(Problem requirements): Look through the listing and locate every line containing the word "godine"; copy those lines.

──────────────────────────────

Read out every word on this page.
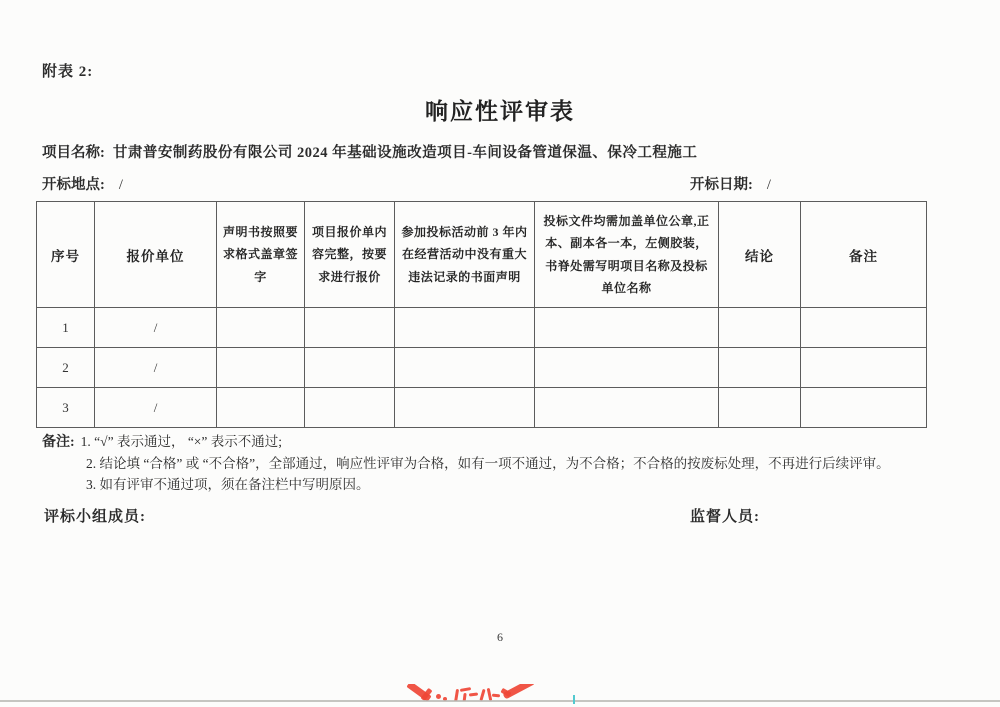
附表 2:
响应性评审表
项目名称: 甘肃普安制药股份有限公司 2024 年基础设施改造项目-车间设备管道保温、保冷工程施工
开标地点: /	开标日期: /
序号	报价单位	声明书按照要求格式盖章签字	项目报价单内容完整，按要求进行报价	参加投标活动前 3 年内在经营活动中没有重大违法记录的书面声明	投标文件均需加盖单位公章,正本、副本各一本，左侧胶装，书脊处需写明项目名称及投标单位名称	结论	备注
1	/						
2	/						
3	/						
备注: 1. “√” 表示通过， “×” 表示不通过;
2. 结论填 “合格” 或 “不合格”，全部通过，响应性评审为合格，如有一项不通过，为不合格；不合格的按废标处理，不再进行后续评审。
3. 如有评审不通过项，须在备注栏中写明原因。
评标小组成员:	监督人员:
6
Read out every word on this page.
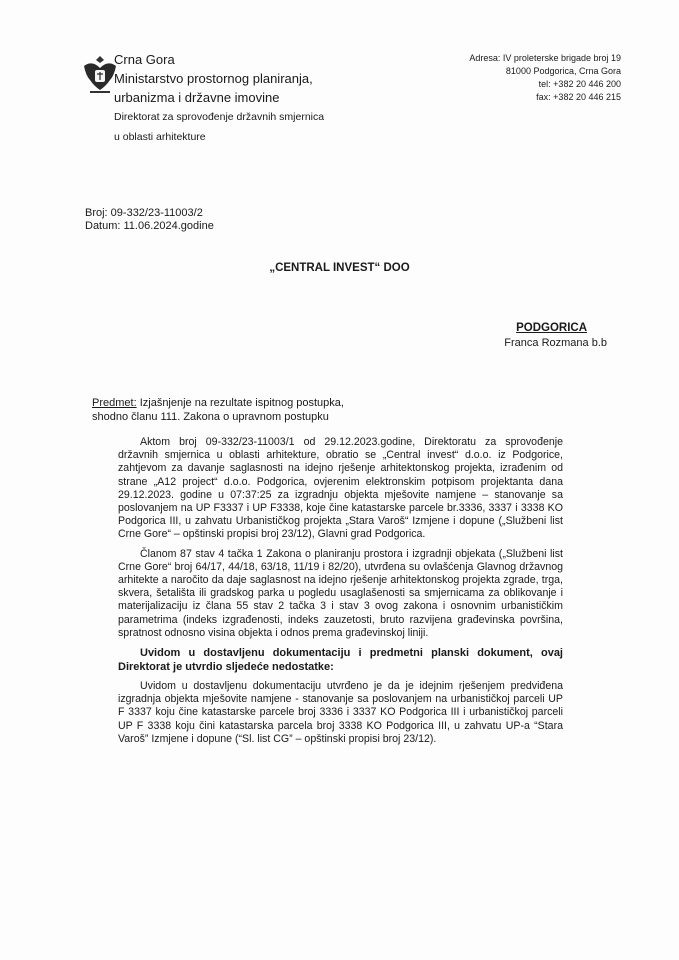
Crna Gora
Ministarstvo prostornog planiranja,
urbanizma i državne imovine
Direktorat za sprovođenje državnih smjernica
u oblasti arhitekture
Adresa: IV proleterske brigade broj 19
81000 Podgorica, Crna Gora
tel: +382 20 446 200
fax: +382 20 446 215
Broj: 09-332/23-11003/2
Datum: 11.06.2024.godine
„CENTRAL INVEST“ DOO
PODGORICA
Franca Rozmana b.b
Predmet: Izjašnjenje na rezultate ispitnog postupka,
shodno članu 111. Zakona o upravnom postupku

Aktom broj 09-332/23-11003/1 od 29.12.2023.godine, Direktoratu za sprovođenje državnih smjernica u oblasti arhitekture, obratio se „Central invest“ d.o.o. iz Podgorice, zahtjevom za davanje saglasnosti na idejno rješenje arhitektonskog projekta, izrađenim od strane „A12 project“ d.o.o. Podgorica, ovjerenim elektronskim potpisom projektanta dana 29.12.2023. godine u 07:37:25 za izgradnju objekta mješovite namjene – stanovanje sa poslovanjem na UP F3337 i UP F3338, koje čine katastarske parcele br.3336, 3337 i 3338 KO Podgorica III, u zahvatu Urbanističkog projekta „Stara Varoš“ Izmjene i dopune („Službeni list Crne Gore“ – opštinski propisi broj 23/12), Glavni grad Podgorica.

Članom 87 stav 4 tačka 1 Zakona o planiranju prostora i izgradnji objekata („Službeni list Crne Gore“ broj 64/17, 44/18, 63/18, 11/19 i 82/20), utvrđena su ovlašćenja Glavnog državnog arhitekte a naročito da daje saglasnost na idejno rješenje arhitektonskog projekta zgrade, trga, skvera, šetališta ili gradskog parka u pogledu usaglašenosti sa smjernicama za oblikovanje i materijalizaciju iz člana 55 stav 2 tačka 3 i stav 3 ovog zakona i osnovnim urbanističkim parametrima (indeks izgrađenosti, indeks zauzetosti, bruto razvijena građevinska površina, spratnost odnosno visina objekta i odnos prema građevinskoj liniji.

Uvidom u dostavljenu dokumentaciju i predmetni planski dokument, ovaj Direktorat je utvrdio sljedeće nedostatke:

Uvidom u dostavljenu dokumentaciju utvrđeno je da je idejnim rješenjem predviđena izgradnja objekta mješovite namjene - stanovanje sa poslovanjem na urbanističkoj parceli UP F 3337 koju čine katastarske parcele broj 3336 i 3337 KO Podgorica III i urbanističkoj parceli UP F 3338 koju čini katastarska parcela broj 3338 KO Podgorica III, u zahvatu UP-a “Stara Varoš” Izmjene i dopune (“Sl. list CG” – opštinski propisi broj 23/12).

──────────────────────────────

(Task answer):
Datum: 11.06.2024.godine
Aktom broj 09-332/23-11003/1 od 29.12.2023.godine, Direktoratu za sprovođenje državnih smjernica u oblasti arhitekture, obratio se „Central invest“ d.o.o. iz Podgorice, zahtjevom za davanje saglasnosti na idejno rješenje arhitektonskog projekta, izrađenim od strane „A12 project“ d.o.o. Podgorica, ovjerenim elektronskim potpisom projektanta dana 29.12.2023. godine u 07:37:25 za izgradnju objekta mješovite namjene – stanovanje sa poslovanjem na UP F3337 i UP F3338, koje čine katastarske parcele br.3336, 3337 i 3338 KO Podgorica III, u zahvatu Urbanističkog projekta „Stara Varoš“ Izmjene i dopune („Službeni list Crne Gore“ – opštinski propisi broj 23/12), Glavni grad Podgorica.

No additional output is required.